▶ Your task
Find the word "title" in the listing; pull out each line holding it.

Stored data
········
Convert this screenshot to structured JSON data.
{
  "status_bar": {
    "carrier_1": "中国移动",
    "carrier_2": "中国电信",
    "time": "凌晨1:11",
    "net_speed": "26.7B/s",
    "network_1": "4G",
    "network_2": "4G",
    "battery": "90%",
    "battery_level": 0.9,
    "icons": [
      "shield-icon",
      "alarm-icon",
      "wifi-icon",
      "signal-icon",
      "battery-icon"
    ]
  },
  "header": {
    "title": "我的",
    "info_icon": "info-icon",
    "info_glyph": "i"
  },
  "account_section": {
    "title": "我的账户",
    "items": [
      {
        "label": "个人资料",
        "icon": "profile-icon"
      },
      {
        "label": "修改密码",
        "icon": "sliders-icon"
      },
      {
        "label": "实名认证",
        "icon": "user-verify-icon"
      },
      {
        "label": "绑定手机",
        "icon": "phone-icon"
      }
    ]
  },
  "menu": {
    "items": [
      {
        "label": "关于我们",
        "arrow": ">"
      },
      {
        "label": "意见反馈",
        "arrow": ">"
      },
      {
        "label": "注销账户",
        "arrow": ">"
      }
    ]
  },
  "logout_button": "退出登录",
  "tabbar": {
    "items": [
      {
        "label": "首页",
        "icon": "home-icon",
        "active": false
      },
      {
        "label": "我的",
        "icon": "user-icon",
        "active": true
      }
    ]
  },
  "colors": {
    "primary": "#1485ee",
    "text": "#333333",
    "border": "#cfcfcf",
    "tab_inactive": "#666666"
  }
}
········
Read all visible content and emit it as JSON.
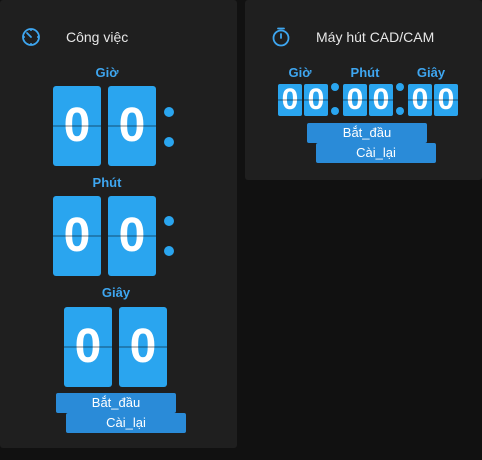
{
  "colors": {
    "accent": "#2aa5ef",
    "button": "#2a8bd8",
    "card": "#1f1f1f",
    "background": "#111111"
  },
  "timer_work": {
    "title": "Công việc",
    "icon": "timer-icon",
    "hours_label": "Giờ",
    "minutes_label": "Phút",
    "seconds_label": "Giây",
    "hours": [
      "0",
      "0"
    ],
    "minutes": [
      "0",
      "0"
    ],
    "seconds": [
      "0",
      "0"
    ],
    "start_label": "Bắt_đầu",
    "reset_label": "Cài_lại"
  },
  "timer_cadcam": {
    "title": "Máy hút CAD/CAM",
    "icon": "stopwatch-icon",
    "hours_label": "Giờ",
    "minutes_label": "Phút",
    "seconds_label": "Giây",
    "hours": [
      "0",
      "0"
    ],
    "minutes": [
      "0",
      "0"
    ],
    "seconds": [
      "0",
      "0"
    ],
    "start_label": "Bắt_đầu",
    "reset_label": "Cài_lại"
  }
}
········
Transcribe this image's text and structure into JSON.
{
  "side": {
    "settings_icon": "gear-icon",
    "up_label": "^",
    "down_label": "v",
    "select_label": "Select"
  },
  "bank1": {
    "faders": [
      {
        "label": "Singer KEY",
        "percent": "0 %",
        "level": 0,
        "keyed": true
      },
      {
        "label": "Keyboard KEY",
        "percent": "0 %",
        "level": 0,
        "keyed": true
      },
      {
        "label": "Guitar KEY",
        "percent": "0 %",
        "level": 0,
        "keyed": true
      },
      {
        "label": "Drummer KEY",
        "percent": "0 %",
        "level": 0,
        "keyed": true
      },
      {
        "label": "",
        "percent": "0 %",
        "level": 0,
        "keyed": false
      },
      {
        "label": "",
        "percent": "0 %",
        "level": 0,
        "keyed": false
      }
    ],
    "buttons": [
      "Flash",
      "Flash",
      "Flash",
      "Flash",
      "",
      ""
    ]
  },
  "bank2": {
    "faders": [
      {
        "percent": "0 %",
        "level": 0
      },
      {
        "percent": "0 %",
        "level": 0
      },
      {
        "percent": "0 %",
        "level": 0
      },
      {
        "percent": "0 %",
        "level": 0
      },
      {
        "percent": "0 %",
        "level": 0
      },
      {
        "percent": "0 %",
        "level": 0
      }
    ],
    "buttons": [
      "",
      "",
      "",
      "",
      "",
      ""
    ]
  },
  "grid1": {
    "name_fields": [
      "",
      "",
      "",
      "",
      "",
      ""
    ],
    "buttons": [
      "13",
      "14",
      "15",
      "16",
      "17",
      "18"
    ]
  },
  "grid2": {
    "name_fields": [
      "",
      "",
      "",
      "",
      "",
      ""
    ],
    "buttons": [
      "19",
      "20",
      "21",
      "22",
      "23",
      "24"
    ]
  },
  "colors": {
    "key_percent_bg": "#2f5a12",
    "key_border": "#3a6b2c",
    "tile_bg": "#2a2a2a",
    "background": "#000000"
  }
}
········
▶ Result of this exercise
    "title": "我的",
    "title": "我的账户",
    "title": "Công việc",
    "title": "Máy hút CAD/CAM",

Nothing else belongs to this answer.